**PROMPT**
Each record below is to be reproduced without any change.

**PROVIDED DATA**
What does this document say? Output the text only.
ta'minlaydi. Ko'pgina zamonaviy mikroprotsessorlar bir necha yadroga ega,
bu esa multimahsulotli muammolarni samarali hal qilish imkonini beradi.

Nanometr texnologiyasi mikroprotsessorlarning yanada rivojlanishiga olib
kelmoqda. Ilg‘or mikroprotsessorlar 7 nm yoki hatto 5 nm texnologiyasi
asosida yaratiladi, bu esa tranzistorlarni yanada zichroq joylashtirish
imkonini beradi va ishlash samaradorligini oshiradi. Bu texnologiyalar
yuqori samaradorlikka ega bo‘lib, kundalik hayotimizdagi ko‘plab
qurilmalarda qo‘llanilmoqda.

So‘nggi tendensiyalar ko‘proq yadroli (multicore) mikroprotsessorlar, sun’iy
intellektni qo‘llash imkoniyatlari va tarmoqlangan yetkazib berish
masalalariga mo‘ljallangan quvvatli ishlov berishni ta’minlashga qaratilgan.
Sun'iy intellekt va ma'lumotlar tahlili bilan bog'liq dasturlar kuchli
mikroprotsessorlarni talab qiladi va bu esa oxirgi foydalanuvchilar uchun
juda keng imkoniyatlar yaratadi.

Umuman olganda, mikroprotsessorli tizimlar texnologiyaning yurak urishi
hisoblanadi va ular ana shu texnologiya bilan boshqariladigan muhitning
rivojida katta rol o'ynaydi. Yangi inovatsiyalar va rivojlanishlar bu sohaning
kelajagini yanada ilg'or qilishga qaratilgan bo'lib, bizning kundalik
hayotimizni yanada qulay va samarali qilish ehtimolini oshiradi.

**COMPLETED TASK**
What does this document say? Output the text only.
ta'minlaydi. Ko'pgina zamonaviy mikroprotsessorlar bir necha yadroga ega,
bu esa multimahsulotli muammolarni samarali hal qilish imkonini beradi.

Nanometr texnologiyasi mikroprotsessorlarning yanada rivojlanishiga olib
kelmoqda. Ilg‘or mikroprotsessorlar 7 nm yoki hatto 5 nm texnologiyasi
asosida yaratiladi, bu esa tranzistorlarni yanada zichroq joylashtirish
imkonini beradi va ishlash samaradorligini oshiradi. Bu texnologiyalar
yuqori samaradorlikka ega bo‘lib, kundalik hayotimizdagi ko‘plab
qurilmalarda qo‘llanilmoqda.

So‘nggi tendensiyalar ko‘proq yadroli (multicore) mikroprotsessorlar, sun’iy
intellektni qo‘llash imkoniyatlari va tarmoqlangan yetkazib berish
masalalariga mo‘ljallangan quvvatli ishlov berishni ta’minlashga qaratilgan.
Sun'iy intellekt va ma'lumotlar tahlili bilan bog'liq dasturlar kuchli
mikroprotsessorlarni talab qiladi va bu esa oxirgi foydalanuvchilar uchun
juda keng imkoniyatlar yaratadi.

Umuman olganda, mikroprotsessorli tizimlar texnologiyaning yurak urishi
hisoblanadi va ular ana shu texnologiya bilan boshqariladigan muhitning
rivojida katta rol o'ynaydi. Yangi inovatsiyalar va rivojlanishlar bu sohaning
kelajagini yanada ilg'or qilishga qaratilgan bo'lib, bizning kundalik
hayotimizni yanada qulay va samarali qilish ehtimolini oshiradi.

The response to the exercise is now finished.